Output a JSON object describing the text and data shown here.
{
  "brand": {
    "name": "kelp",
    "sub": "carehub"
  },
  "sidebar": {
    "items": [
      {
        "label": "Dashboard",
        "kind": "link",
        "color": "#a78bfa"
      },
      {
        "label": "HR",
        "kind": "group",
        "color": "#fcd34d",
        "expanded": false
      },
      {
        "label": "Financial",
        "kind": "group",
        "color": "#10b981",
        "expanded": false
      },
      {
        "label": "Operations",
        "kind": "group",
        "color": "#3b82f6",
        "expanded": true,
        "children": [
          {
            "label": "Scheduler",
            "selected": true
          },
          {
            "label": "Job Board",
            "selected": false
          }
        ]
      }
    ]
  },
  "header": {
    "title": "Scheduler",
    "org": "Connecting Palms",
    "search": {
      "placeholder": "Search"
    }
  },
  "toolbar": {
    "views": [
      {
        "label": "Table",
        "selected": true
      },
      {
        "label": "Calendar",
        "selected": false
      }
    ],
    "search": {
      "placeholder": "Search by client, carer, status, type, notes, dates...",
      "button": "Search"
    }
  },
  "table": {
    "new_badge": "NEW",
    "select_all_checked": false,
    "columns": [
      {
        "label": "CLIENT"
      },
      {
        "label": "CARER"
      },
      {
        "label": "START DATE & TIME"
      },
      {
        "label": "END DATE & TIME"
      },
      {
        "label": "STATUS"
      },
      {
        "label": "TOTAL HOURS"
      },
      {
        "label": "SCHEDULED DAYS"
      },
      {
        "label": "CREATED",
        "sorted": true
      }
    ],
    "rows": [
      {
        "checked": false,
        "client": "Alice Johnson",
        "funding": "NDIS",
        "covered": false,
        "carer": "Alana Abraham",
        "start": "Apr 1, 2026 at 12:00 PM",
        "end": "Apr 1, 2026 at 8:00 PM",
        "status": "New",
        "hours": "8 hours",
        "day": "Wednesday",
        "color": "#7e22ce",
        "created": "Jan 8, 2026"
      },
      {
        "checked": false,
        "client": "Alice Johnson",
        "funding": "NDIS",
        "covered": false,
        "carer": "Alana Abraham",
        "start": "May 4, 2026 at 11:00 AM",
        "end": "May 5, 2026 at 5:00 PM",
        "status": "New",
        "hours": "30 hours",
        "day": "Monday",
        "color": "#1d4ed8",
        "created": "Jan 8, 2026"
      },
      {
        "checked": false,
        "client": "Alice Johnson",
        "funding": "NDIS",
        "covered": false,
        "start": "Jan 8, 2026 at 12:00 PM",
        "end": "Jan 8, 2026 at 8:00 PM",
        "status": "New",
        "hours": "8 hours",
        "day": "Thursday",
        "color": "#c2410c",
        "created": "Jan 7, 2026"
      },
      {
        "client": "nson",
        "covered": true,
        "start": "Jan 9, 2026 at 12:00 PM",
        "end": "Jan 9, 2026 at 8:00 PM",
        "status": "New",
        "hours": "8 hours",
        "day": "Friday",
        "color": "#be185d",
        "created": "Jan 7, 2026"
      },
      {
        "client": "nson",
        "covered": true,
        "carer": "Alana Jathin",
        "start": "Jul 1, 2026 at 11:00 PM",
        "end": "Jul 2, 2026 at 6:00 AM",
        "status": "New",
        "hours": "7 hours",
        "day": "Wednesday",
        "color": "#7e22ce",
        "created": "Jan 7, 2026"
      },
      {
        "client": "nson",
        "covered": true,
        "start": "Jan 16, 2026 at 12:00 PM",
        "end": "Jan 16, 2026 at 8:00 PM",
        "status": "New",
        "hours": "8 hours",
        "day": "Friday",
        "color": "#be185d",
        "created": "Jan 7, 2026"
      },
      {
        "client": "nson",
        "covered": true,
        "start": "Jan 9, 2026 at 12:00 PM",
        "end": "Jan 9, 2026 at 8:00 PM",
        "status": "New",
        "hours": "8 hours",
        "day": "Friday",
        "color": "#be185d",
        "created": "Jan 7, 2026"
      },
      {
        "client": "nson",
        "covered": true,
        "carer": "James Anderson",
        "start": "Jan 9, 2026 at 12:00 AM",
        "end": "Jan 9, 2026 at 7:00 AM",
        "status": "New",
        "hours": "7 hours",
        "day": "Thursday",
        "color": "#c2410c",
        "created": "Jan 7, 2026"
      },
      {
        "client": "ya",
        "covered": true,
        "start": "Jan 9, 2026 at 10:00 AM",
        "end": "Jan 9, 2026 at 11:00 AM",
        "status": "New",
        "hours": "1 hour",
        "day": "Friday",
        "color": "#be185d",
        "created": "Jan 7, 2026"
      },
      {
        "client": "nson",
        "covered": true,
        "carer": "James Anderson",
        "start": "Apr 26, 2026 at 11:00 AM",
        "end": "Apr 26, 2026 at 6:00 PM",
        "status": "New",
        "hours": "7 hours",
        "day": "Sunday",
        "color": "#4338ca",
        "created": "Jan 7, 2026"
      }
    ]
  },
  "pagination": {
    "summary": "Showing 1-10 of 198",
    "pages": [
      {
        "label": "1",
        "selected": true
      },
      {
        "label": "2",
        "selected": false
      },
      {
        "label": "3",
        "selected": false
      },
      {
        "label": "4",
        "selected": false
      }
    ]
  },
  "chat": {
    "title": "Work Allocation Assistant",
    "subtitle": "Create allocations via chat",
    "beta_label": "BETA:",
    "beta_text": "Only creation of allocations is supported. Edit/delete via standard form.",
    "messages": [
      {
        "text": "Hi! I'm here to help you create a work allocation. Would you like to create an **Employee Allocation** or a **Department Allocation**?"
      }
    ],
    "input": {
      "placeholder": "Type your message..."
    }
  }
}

════════════════════

▶ _Exercise goal_
Track down every line holding the string "TIME" and copy it.

▶ _Exercise answer_
        "label": "START DATE & TIME"
        "label": "END DATE & TIME"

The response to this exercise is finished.